▸ What to do
Select each line where the word "content" appears.

▸ Supplied records

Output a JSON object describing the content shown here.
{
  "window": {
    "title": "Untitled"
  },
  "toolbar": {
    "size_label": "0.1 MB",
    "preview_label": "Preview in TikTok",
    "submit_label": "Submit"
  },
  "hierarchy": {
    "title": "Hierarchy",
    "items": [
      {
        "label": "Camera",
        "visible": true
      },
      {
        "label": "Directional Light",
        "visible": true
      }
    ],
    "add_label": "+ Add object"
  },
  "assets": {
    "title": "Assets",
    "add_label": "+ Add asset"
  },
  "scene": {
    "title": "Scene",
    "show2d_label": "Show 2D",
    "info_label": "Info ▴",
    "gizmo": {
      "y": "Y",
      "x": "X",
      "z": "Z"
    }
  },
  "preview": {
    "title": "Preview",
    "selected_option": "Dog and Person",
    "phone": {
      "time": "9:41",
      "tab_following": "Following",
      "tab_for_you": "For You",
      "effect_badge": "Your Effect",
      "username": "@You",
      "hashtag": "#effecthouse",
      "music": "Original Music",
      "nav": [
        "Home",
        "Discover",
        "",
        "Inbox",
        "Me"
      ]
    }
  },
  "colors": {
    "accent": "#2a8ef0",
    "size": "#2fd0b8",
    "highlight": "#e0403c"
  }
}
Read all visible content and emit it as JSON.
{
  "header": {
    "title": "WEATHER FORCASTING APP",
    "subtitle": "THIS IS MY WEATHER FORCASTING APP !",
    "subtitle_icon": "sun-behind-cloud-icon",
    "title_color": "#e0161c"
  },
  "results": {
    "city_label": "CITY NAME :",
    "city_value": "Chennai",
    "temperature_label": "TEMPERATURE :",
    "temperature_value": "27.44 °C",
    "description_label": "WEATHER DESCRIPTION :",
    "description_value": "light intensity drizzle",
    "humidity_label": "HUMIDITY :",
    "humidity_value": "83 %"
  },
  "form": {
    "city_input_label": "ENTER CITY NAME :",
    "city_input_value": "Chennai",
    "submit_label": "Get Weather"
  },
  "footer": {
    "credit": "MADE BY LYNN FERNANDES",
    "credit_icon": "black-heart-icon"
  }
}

▸ Reply
Output a JSON object describing the content shown here.
Read all visible content and emit it as JSON.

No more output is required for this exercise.